Provide an exact copy of the data, excluding the images.

Items from a figure collection:
***

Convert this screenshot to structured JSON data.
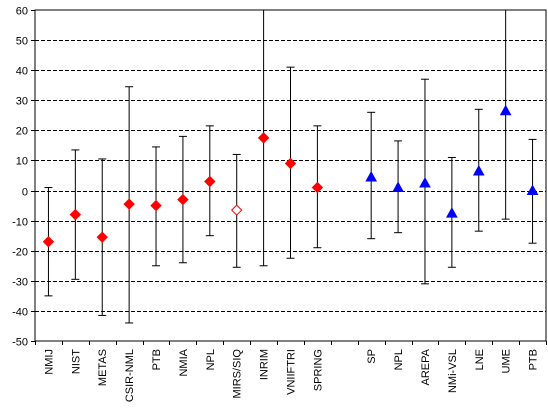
{
  "chart_data": {
    "type": "scatter",
    "title": "",
    "xlabel": "",
    "ylabel": "",
    "ylim": [
      -50,
      60
    ],
    "yticks": [
      -50,
      -40,
      -30,
      -20,
      -10,
      0,
      10,
      20,
      30,
      40,
      50,
      60
    ],
    "grid": "horizontal dashed",
    "legend": "none",
    "series": [
      {
        "marker": "diamond",
        "color": "#ff0000",
        "points": [
          {
            "category": "NMIJ",
            "value": -17,
            "low": -35,
            "high": 1,
            "filled": true
          },
          {
            "category": "NIST",
            "value": -8,
            "low": -29.5,
            "high": 13.5,
            "filled": true
          },
          {
            "category": "METAS",
            "value": -15.5,
            "low": -41.5,
            "high": 10.5,
            "filled": true
          },
          {
            "category": "CSIR-NML",
            "value": -4.5,
            "low": -44,
            "high": 34.5,
            "filled": true
          },
          {
            "category": "PTB",
            "value": -5,
            "low": -25,
            "high": 14.5,
            "filled": true
          },
          {
            "category": "NMIA",
            "value": -3,
            "low": -24,
            "high": 18,
            "filled": true
          },
          {
            "category": "NPL",
            "value": 3,
            "low": -15,
            "high": 21.5,
            "filled": true
          },
          {
            "category": "MIRS/SIQ",
            "value": -6.5,
            "low": -25.5,
            "high": 12,
            "filled": false
          },
          {
            "category": "INRIM",
            "value": 17.5,
            "low": -25,
            "high": 60,
            "filled": true
          },
          {
            "category": "VNIIFTRI",
            "value": 9,
            "low": -22.5,
            "high": 41,
            "filled": true
          },
          {
            "category": "SPRING",
            "value": 1,
            "low": -19,
            "high": 21.5,
            "filled": true
          }
        ]
      },
      {
        "marker": "triangle",
        "color": "#0000ff",
        "points": [
          {
            "category": "SP",
            "value": 4.5,
            "low": -16,
            "high": 26,
            "filled": true
          },
          {
            "category": "NPL",
            "value": 1,
            "low": -14,
            "high": 16.5,
            "filled": true
          },
          {
            "category": "AREPA",
            "value": 2.5,
            "low": -31,
            "high": 37,
            "filled": true
          },
          {
            "category": "NMi-VSL",
            "value": -7.5,
            "low": -25.5,
            "high": 11,
            "filled": true
          },
          {
            "category": "LNE",
            "value": 6.5,
            "low": -13.5,
            "high": 27,
            "filled": true
          },
          {
            "category": "UME",
            "value": 26.5,
            "low": -9.5,
            "high": 61.5,
            "filled": true
          },
          {
            "category": "PTB",
            "value": 0,
            "low": -17.5,
            "high": 17,
            "filled": true
          }
        ]
      }
    ],
    "categories": [
      "NMIJ",
      "NIST",
      "METAS",
      "CSIR-NML",
      "PTB",
      "NMIA",
      "NPL",
      "MIRS/SIQ",
      "INRIM",
      "VNIIFTRI",
      "SPRING",
      "",
      "SP",
      "NPL",
      "AREPA",
      "NMi-VSL",
      "LNE",
      "UME",
      "PTB"
    ]
  }
}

***

Result of the task:
Convert this screenshot to structured JSON data.
{
  "chart_data": {
    "type": "scatter",
    "title": "",
    "xlabel": "",
    "ylabel": "",
    "ylim": [
      -50,
      60
    ],
    "yticks": [
      -50,
      -40,
      -30,
      -20,
      -10,
      0,
      10,
      20,
      30,
      40,
      50,
      60
    ],
    "grid": "horizontal dashed",
    "legend": "none",
    "series": [
      {
        "marker": "diamond",
        "color": "#ff0000",
        "points": [
          {
            "category": "NMIJ",
            "value": -17,
            "low": -35,
            "high": 1,
            "filled": true
          },
          {
            "category": "NIST",
            "value": -8,
            "low": -29.5,
            "high": 13.5,
            "filled": true
          },
          {
            "category": "METAS",
            "value": -15.5,
            "low": -41.5,
            "high": 10.5,
            "filled": true
          },
          {
            "category": "CSIR-NML",
            "value": -4.5,
            "low": -44,
            "high": 34.5,
            "filled": true
          },
          {
            "category": "PTB",
            "value": -5,
            "low": -25,
            "high": 14.5,
            "filled": true
          },
          {
            "category": "NMIA",
            "value": -3,
            "low": -24,
            "high": 18,
            "filled": true
          },
          {
            "category": "NPL",
            "value": 3,
            "low": -15,
            "high": 21.5,
            "filled": true
          },
          {
            "category": "MIRS/SIQ",
            "value": -6.5,
            "low": -25.5,
            "high": 12,
            "filled": false
          },
          {
            "category": "INRIM",
            "value": 17.5,
            "low": -25,
            "high": 60,
            "filled": true
          },
          {
            "category": "VNIIFTRI",
            "value": 9,
            "low": -22.5,
            "high": 41,
            "filled": true
          },
          {
            "category": "SPRING",
            "value": 1,
            "low": -19,
            "high": 21.5,
            "filled": true
          }
        ]
      },
      {
        "marker": "triangle",
        "color": "#0000ff",
        "points": [
          {
            "category": "SP",
            "value": 4.5,
            "low": -16,
            "high": 26,
            "filled": true
          },
          {
            "category": "NPL",
            "value": 1,
            "low": -14,
            "high": 16.5,
            "filled": true
          },
          {
            "category": "AREPA",
            "value": 2.5,
            "low": -31,
            "high": 37,
            "filled": true
          },
          {
            "category": "NMi-VSL",
            "value": -7.5,
            "low": -25.5,
            "high": 11,
            "filled": true
          },
          {
            "category": "LNE",
            "value": 6.5,
            "low": -13.5,
            "high": 27,
            "filled": true
          },
          {
            "category": "UME",
            "value": 26.5,
            "low": -9.5,
            "high": 61.5,
            "filled": true
          },
          {
            "category": "PTB",
            "value": 0,
            "low": -17.5,
            "high": 17,
            "filled": true
          }
        ]
      }
    ],
    "categories": [
      "NMIJ",
      "NIST",
      "METAS",
      "CSIR-NML",
      "PTB",
      "NMIA",
      "NPL",
      "MIRS/SIQ",
      "INRIM",
      "VNIIFTRI",
      "SPRING",
      "",
      "SP",
      "NPL",
      "AREPA",
      "NMi-VSL",
      "LNE",
      "UME",
      "PTB"
    ]
  }
}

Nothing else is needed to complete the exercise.